Exercise aim:
The records underneath are to be repeated exactly, with the pictures left out.

Extracted material:

§

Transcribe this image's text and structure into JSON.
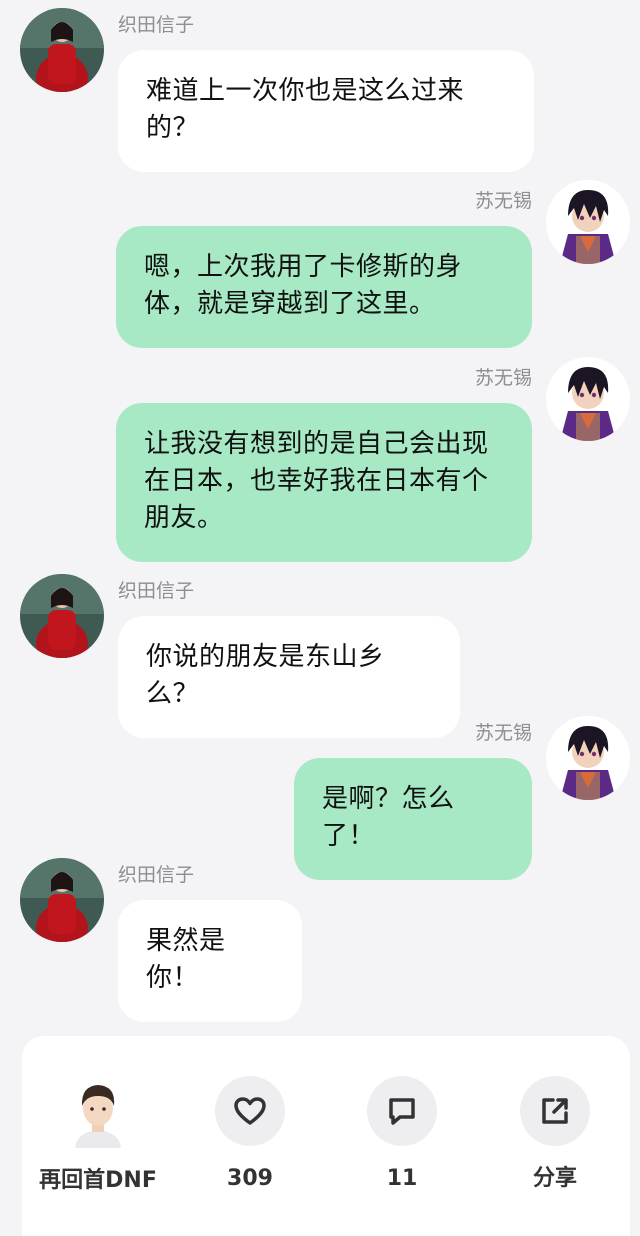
{
  "chat": {
    "messages": [
      {
        "side": "left",
        "sender": "织田信子",
        "text": "难道上一次你也是这么过来的？",
        "avatar": "woman-in-red-avatar"
      },
      {
        "side": "right",
        "sender": "苏无锡",
        "text": "嗯，上次我用了卡修斯的身体，就是穿越到了这里。",
        "avatar": "anime-boy-avatar"
      },
      {
        "side": "right",
        "sender": "苏无锡",
        "text": "让我没有想到的是自己会出现在日本，也幸好我在日本有个朋友。",
        "avatar": "anime-boy-avatar"
      },
      {
        "side": "left",
        "sender": "织田信子",
        "text": "你说的朋友是东山乡么？",
        "avatar": "woman-in-red-avatar"
      },
      {
        "side": "right",
        "sender": "苏无锡",
        "text": "是啊？怎么了！",
        "avatar": "anime-boy-avatar"
      },
      {
        "side": "left",
        "sender": "织田信子",
        "text": "果然是你！",
        "avatar": "woman-in-red-avatar"
      }
    ]
  },
  "footer": {
    "author_name": "再回首DNF",
    "likes": "309",
    "comments": "11",
    "share_label": "分享",
    "icons": {
      "like": "heart-icon",
      "comment": "comment-icon",
      "share": "share-icon"
    }
  },
  "colors": {
    "background": "#f4f4f7",
    "right_bubble": "#a6e9c4",
    "left_bubble": "#ffffff",
    "name": "#8d8d92"
  }
}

§

Completed task:
Transcribe this image's text and structure into JSON.
{
  "chat": {
    "messages": [
      {
        "side": "left",
        "sender": "织田信子",
        "text": "难道上一次你也是这么过来的？",
        "avatar": "woman-in-red-avatar"
      },
      {
        "side": "right",
        "sender": "苏无锡",
        "text": "嗯，上次我用了卡修斯的身体，就是穿越到了这里。",
        "avatar": "anime-boy-avatar"
      },
      {
        "side": "right",
        "sender": "苏无锡",
        "text": "让我没有想到的是自己会出现在日本，也幸好我在日本有个朋友。",
        "avatar": "anime-boy-avatar"
      },
      {
        "side": "left",
        "sender": "织田信子",
        "text": "你说的朋友是东山乡么？",
        "avatar": "woman-in-red-avatar"
      },
      {
        "side": "right",
        "sender": "苏无锡",
        "text": "是啊？怎么了！",
        "avatar": "anime-boy-avatar"
      },
      {
        "side": "left",
        "sender": "织田信子",
        "text": "果然是你！",
        "avatar": "woman-in-red-avatar"
      }
    ]
  },
  "footer": {
    "author_name": "再回首DNF",
    "likes": "309",
    "comments": "11",
    "share_label": "分享",
    "icons": {
      "like": "heart-icon",
      "comment": "comment-icon",
      "share": "share-icon"
    }
  },
  "colors": {
    "background": "#f4f4f7",
    "right_bubble": "#a6e9c4",
    "left_bubble": "#ffffff",
    "name": "#8d8d92"
  }
}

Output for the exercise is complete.